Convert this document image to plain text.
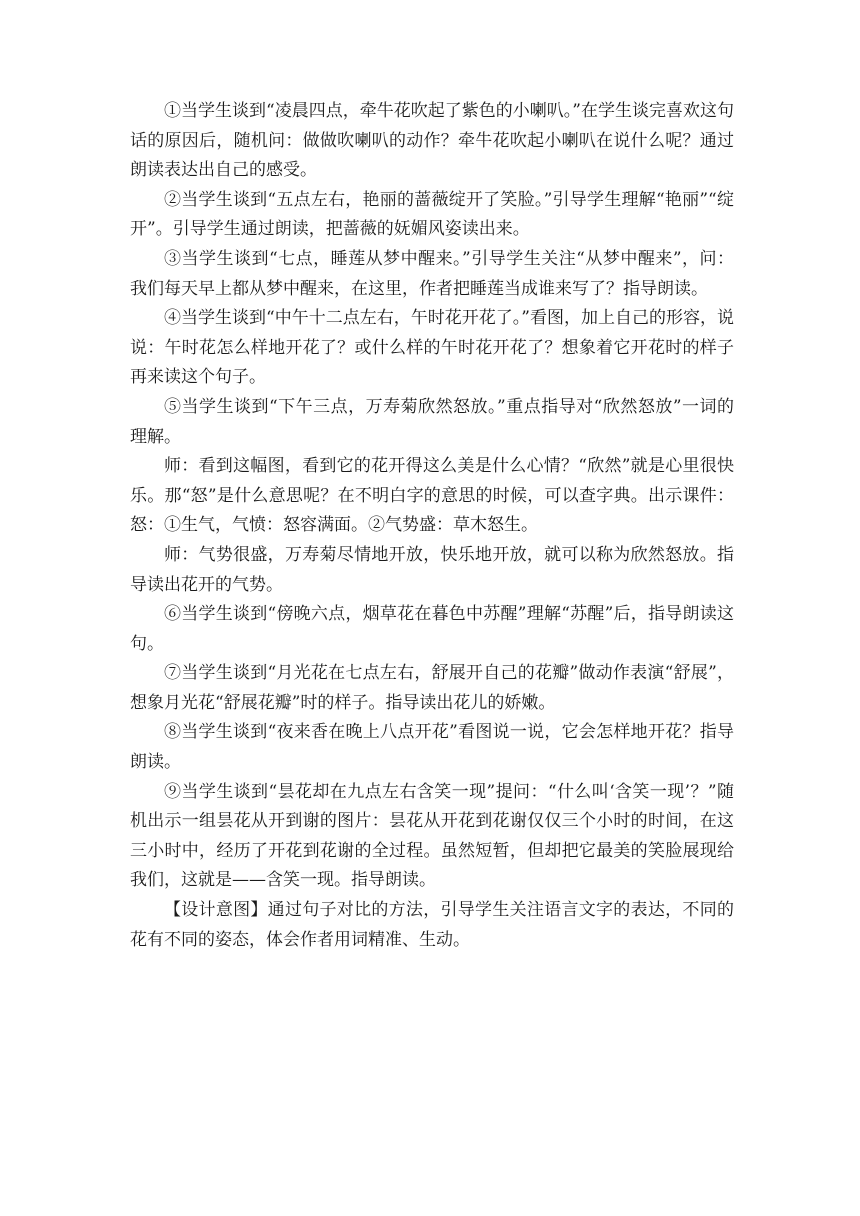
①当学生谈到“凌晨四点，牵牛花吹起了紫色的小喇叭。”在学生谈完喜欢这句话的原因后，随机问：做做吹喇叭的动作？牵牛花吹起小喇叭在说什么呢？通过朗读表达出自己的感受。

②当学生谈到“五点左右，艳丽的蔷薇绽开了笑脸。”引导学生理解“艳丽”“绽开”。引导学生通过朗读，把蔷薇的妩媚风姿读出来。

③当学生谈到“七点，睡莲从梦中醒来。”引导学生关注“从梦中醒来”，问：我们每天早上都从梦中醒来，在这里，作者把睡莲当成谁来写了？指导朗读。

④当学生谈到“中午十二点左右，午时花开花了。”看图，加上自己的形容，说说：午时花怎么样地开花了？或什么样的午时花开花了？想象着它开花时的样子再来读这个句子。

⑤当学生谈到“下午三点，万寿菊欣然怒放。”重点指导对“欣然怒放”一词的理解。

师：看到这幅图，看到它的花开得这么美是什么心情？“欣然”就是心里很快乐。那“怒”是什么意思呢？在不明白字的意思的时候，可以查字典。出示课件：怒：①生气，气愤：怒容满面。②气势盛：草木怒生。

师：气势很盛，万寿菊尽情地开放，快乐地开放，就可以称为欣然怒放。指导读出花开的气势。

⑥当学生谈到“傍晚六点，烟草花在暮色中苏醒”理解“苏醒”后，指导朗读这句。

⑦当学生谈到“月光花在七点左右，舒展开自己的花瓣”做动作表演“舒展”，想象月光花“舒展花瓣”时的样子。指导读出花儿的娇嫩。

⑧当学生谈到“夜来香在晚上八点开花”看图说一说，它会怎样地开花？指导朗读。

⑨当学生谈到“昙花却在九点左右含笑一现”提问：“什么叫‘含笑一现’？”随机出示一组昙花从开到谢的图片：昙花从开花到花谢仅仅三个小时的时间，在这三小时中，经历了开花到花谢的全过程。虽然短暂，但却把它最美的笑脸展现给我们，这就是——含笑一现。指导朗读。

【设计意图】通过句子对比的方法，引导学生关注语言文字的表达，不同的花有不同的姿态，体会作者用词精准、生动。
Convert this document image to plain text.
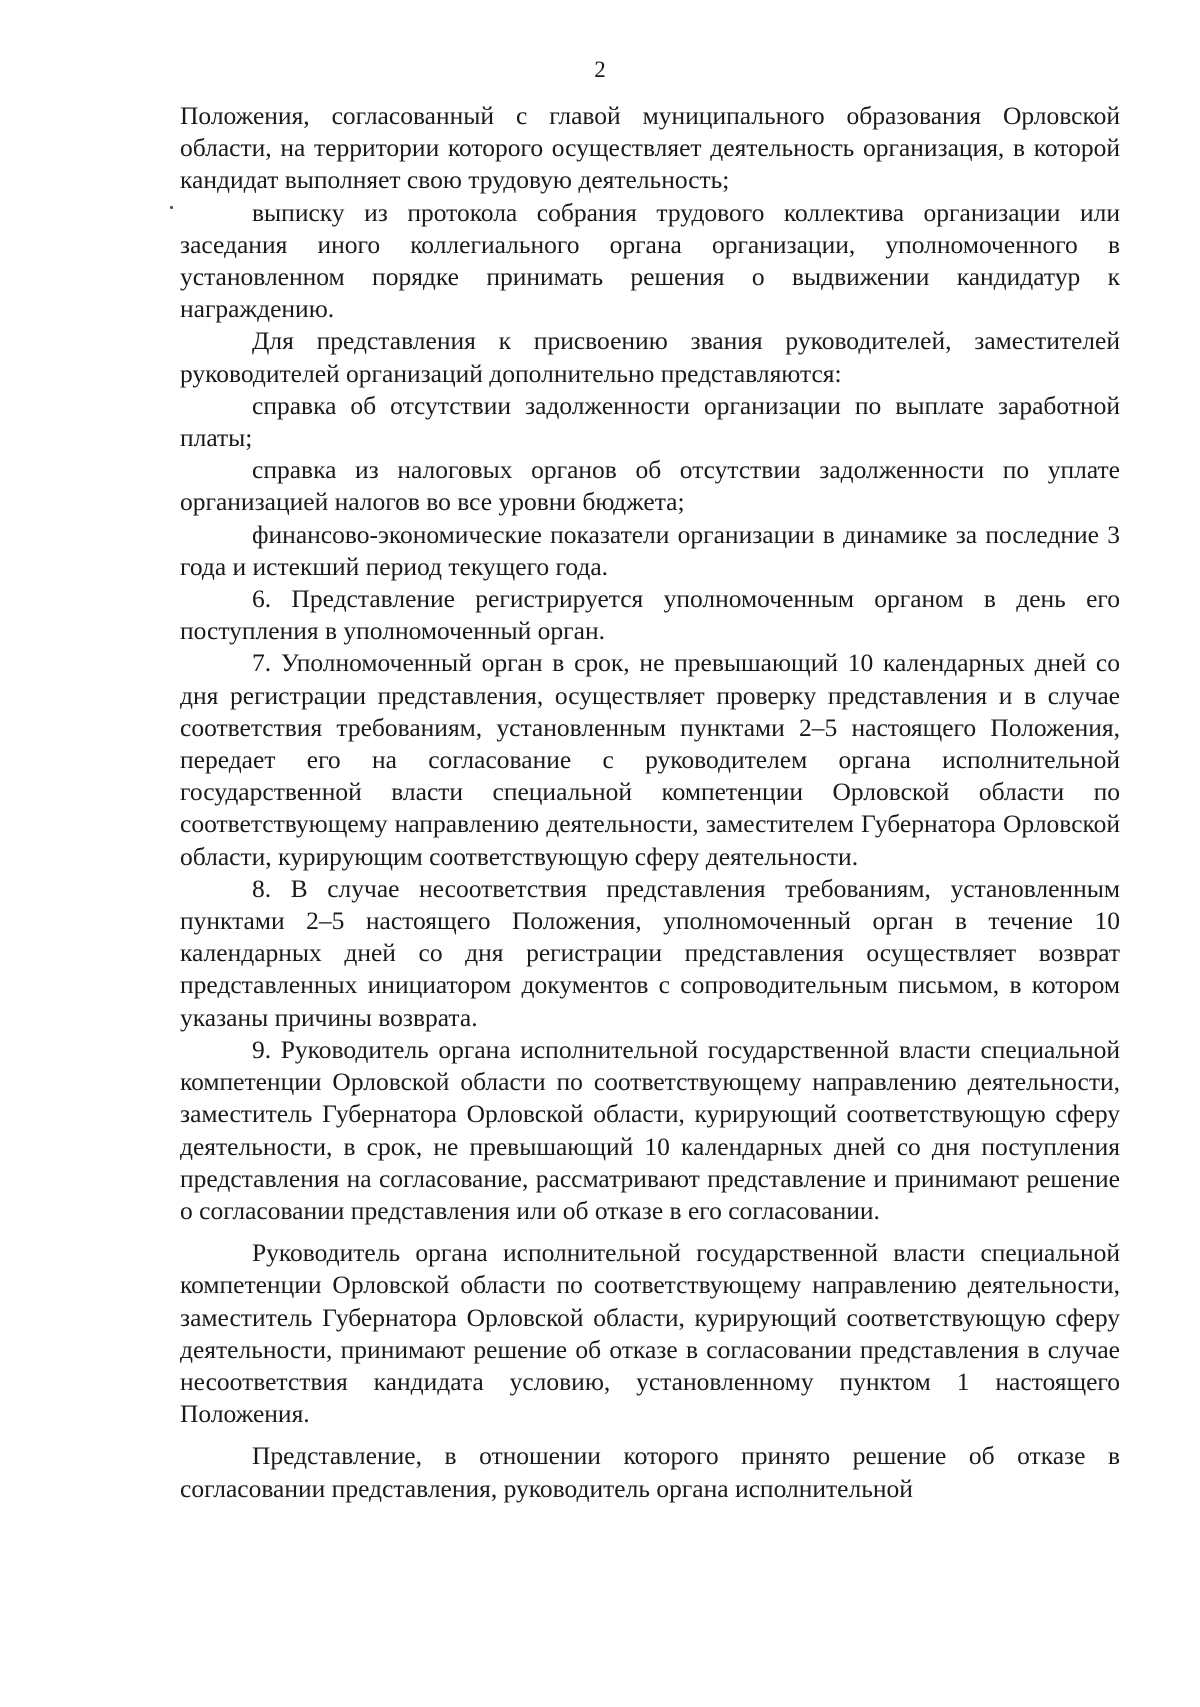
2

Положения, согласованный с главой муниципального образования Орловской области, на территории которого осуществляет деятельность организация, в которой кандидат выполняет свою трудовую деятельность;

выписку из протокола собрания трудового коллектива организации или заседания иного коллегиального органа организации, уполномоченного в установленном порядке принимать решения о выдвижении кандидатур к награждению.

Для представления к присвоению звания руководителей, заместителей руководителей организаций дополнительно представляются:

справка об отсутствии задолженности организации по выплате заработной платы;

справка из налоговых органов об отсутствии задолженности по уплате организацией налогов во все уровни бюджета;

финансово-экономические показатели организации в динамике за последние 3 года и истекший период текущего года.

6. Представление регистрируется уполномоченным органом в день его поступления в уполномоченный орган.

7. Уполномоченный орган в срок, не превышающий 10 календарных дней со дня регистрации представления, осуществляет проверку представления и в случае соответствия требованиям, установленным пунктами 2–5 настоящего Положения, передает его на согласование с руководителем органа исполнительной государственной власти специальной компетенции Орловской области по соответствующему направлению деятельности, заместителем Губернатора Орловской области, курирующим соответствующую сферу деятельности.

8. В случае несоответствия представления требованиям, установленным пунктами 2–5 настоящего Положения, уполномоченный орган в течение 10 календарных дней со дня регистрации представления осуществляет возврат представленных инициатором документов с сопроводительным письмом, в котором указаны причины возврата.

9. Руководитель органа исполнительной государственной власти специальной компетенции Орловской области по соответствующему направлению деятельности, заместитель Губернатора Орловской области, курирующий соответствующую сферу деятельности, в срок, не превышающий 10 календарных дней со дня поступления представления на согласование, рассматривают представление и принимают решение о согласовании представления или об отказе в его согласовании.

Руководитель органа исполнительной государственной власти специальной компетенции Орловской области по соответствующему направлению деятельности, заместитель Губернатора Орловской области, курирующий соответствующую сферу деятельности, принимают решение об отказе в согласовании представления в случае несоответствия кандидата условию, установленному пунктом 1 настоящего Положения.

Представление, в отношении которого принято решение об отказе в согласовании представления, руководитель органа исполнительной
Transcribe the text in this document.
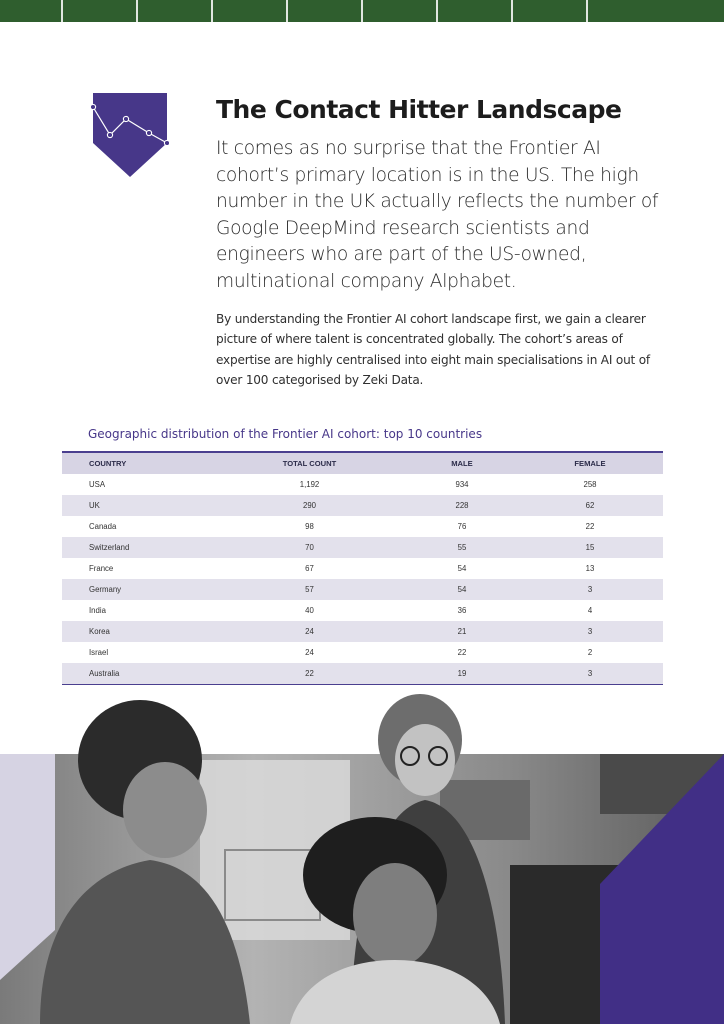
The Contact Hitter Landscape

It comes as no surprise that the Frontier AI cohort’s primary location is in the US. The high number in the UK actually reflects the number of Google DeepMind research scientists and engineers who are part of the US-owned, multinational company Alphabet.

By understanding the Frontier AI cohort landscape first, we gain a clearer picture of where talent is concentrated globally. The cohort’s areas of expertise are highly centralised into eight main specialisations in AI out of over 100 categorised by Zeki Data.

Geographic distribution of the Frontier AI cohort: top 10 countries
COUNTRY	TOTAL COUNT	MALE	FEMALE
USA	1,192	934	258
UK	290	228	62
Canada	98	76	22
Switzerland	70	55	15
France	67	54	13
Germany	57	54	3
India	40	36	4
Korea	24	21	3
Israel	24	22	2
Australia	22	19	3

..............................

Return the listing above word for word, with the pictures removed.

Convert this document image to plain text.
①当学生谈到“凌晨四点，牵牛花吹起了紫色的小喇叭。”在学生谈完喜欢这句话的原因后，随机问：做做吹喇叭的动作？牵牛花吹起小喇叭在说什么呢？通过朗读表达出自己的感受。

②当学生谈到“五点左右，艳丽的蔷薇绽开了笑脸。”引导学生理解“艳丽”“绽开”。引导学生通过朗读，把蔷薇的妩媚风姿读出来。

③当学生谈到“七点，睡莲从梦中醒来。”引导学生关注“从梦中醒来”，问：我们每天早上都从梦中醒来，在这里，作者把睡莲当成谁来写了？指导朗读。

④当学生谈到“中午十二点左右，午时花开花了。”看图，加上自己的形容，说说：午时花怎么样地开花了？或什么样的午时花开花了？想象着它开花时的样子再来读这个句子。

⑤当学生谈到“下午三点，万寿菊欣然怒放。”重点指导对“欣然怒放”一词的理解。

师：看到这幅图，看到它的花开得这么美是什么心情？“欣然”就是心里很快乐。那“怒”是什么意思呢？在不明白字的意思的时候，可以查字典。出示课件：怒：①生气，气愤：怒容满面。②气势盛：草木怒生。

师：气势很盛，万寿菊尽情地开放，快乐地开放，就可以称为欣然怒放。指导读出花开的气势。

⑥当学生谈到“傍晚六点，烟草花在暮色中苏醒”理解“苏醒”后，指导朗读这句。

⑦当学生谈到“月光花在七点左右，舒展开自己的花瓣”做动作表演“舒展”，想象月光花“舒展花瓣”时的样子。指导读出花儿的娇嫩。

⑧当学生谈到“夜来香在晚上八点开花”看图说一说，它会怎样地开花？指导朗读。

⑨当学生谈到“昙花却在九点左右含笑一现”提问：“什么叫‘含笑一现’？”随机出示一组昙花从开到谢的图片：昙花从开花到花谢仅仅三个小时的时间，在这三小时中，经历了开花到花谢的全过程。虽然短暂，但却把它最美的笑脸展现给我们，这就是——含笑一现。指导朗读。

【设计意图】通过句子对比的方法，引导学生关注语言文字的表达，不同的花有不同的姿态，体会作者用词精准、生动。
Convert this document image to plain text.
2

Положения, согласованный с главой муниципального образования Орловской области, на территории которого осуществляет деятельность организация, в которой кандидат выполняет свою трудовую деятельность;

выписку из протокола собрания трудового коллектива организации или заседания иного коллегиального органа организации, уполномоченного в установленном порядке принимать решения о выдвижении кандидатур к награждению.

Для представления к присвоению звания руководителей, заместителей руководителей организаций дополнительно представляются:

справка об отсутствии задолженности организации по выплате заработной платы;

справка из налоговых органов об отсутствии задолженности по уплате организацией налогов во все уровни бюджета;

финансово-экономические показатели организации в динамике за последние 3 года и истекший период текущего года.

6. Представление регистрируется уполномоченным органом в день его поступления в уполномоченный орган.

7. Уполномоченный орган в срок, не превышающий 10 календарных дней со дня регистрации представления, осуществляет проверку представления и в случае соответствия требованиям, установленным пунктами 2–5 настоящего Положения, передает его на согласование с руководителем органа исполнительной государственной власти специальной компетенции Орловской области по соответствующему направлению деятельности, заместителем Губернатора Орловской области, курирующим соответствующую сферу деятельности.

8. В случае несоответствия представления требованиям, установленным пунктами 2–5 настоящего Положения, уполномоченный орган в течение 10 календарных дней со дня регистрации представления осуществляет возврат представленных инициатором документов с сопроводительным письмом, в котором указаны причины возврата.

9. Руководитель органа исполнительной государственной власти специальной компетенции Орловской области по соответствующему направлению деятельности, заместитель Губернатора Орловской области, курирующий соответствующую сферу деятельности, в срок, не превышающий 10 календарных дней со дня поступления представления на согласование, рассматривают представление и принимают решение о согласовании представления или об отказе в его согласовании.

Руководитель органа исполнительной государственной власти специальной компетенции Орловской области по соответствующему направлению деятельности, заместитель Губернатора Орловской области, курирующий соответствующую сферу деятельности, принимают решение об отказе в согласовании представления в случае несоответствия кандидата условию, установленному пунктом 1 настоящего Положения.

Представление, в отношении которого принято решение об отказе в согласовании представления, руководитель органа исполнительной
Transcribe the text in this document.
The Contact Hitter Landscape

It comes as no surprise that the Frontier AI cohort’s primary location is in the US. The high number in the UK actually reflects the number of Google DeepMind research scientists and engineers who are part of the US-owned, multinational company Alphabet.

By understanding the Frontier AI cohort landscape first, we gain a clearer picture of where talent is concentrated globally. The cohort’s areas of expertise are highly centralised into eight main specialisations in AI out of over 100 categorised by Zeki Data.

Geographic distribution of the Frontier AI cohort: top 10 countries
COUNTRY	TOTAL COUNT	MALE	FEMALE
USA	1,192	934	258
UK	290	228	62
Canada	98	76	22
Switzerland	70	55	15
France	67	54	13
Germany	57	54	3
India	40	36	4
Korea	24	21	3
Israel	24	22	2
Australia	22	19	3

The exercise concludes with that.